• [What is being asked] Write what comes next in the mailing-list thread on PostgreSQL lock wait statistics, picking up right after its last line.

• [Text extract]

****************

To lower your frustration level next time, make sure to label the e-mail
and the entry on the CommitFest app with the magic abbreviation "WIP"
and this shouldn't be so much of an issue. The assumption for patches
is that someone submitted them as commit candidates, and therefore they
should be reviewed to that standard, unless clearly labeled otherwise.
You briefly disclaimed yours as not being in that category in the
initial text of your first message, but it was easy to miss that,
particularly once it had been >8 months from when that messages showed
up and it was still being discussed.

If you wanted to pick this back up again, I'd think that a look at
what's been happening with the lock_timeout GUC patch would be
informative--I'd think that has some overlap with the sort of thing you
were trying to do.

FYI, I thought your patch was useful, but didn't spent time on it
because it's not ambitious enough. I would like to see statistics on a
lot more types of waiting than just locks, and keep trying to find time
to think about that big problem rather than worrying about the
individual pieces of it.

--
Greg Smith 2ndQuadrant US Baltimore, MD
PostgreSQL Training, Services and Support
greg(at)2ndQuadrant(dot)com www.2ndQuadrant.us


From: Greg Smith <greg(at)2ndquadrant(dot)com>
To: Gokulakannan Somasundaram <gokul007(at)gmail(dot)com>
Cc: Bruce Momjian <bruce(at)momjian(dot)us>, Mark Kirkwood <markir(at)paradise(dot)net(dot)nz>, pgsql-hackers <pgsql-hackers(at)postgresql(dot)org>
Subject: Re: Lock Wait Statistics (next commitfest)
Date: 2010-02-27 19:10:07
Message-ID: 4B896E0F.1000002@2ndquadrant.com
Views: Raw Message | Whole Thread | Download mbox | Resend email
Lists: pgsql-hackers

Gokulakannan Somasundaram wrote:
> Statspack works by the following way -a) it takes a copy of important
> catalog tables(pg_ tables) which store the information like wait
> statistics against wait events, i/o statistics cumulative against each
> SQL_Hash( and SQL_Text), whether a particular plan went for hard
> parse/ soft parse(because of plan caching) and the status of different
> in-memory data structures etc.

****************

• [Dataset]

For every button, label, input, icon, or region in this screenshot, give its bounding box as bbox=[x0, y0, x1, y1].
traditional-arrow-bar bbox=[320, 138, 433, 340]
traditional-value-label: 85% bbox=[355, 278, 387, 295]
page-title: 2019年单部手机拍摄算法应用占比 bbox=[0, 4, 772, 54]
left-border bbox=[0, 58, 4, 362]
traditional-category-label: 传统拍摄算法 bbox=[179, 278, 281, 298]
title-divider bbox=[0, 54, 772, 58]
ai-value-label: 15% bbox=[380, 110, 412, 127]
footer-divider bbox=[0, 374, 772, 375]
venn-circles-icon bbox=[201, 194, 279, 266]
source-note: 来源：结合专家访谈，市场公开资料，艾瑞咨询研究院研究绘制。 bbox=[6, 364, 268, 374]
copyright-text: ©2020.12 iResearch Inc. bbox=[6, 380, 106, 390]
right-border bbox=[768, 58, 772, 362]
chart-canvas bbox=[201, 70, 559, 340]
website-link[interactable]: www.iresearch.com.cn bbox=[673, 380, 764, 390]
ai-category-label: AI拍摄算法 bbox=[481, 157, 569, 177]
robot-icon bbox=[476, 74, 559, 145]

****************

• [The output]
This is actually missing the real work that went into building this
feature into Oracle. Before it was possible to build statspack, first
they went to the trouble of noting every source of this form of
latency--lock waits, I/O statistics and waits, buffer pool waits--and
instrumented every single one of them internally. Basically, every time
something that might wait for a resource you later wanted to monitor the
wait for happens, a start/end timestamp for that wait is noted, and
ultimately the difference between them noting how long the event took is
stored into the database. That's the data you must have collected at
some point in order to get the summary.

Meanwhile, PostgreSQL development is resistant to making any changes in
this direction under the theory that a) it adds a lot of code complexity
and b) constant calls to get the current system time are too expensive
on some platforms to do them all the time. Until those two things are
sorted out, what the high-level interface to the direction you're
suggesting looks like doesn't really matter. DTrace support has managed
to clear both of those hurdles due to its optional nature, perceived low
overhead, and removing *storing* all the events generated to something
that happens outside of the database.

I agree with you that something like statspack is the direction
PostgreSQL eventually needs to go, but it's going to be an uphill battle
the whole time to get it built. The objections will be that it will add
too much overhead at the lowest levels, where the data needed to support
it is collected at. Once that is cleared, the high-level interface is
easy to build.

--
Greg Smith 2ndQuadrant US Baltimore, MD
PostgreSQL Training, Services and Support
greg(at)2ndQuadrant(dot)com www.2ndQuadrant.us


From: Mark Kirkwood <mark(dot)kirkwood(at)catalyst(dot)net(dot)nz>
To: Greg Smith <greg(at)2ndquadrant(dot)com>
Cc: Bruce Momjian <bruce(at)momjian(dot)us>, Mark Kirkwood <markir(at)paradise(dot)net(dot)nz>, pgsql-hackers <pgsql-hackers(at)postgresql(dot)org>, gokul007(at)gmail(dot)com
Subject: Re: Lock Wait Statistics (next commitfest)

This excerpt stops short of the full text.